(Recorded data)
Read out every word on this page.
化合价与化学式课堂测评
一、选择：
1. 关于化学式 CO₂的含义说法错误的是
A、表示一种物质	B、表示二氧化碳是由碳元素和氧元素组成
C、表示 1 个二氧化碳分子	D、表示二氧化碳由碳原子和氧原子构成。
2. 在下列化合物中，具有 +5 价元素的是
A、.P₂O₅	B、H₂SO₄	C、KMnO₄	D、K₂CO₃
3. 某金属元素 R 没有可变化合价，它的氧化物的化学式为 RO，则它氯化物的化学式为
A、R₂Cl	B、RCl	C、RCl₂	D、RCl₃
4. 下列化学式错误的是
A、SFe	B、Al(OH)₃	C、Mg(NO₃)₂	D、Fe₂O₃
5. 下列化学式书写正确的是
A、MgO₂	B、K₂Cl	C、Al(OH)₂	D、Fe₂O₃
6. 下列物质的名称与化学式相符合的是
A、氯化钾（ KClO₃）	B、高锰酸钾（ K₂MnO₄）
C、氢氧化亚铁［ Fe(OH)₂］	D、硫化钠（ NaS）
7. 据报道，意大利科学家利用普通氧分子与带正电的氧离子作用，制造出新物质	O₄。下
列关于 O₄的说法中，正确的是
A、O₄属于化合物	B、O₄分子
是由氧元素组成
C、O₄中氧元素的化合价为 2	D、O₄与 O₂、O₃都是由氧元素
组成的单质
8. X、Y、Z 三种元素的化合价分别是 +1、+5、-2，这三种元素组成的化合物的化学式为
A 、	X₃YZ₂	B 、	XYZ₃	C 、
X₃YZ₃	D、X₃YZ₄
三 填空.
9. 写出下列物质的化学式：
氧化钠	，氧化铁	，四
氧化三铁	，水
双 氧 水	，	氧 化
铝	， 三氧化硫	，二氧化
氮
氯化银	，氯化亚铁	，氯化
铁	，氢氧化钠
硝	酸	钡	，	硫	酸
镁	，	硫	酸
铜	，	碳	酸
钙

• _GIVEN TASK_:
Copy every line of the material in which the word "Fe₂O₃" occurs.

• _THE COMPLETED TASK_:
A、SFe	B、Al(OH)₃	C、Mg(NO₃)₂	D、Fe₂O₃
A、MgO₂	B、K₂Cl	C、Al(OH)₂	D、Fe₂O₃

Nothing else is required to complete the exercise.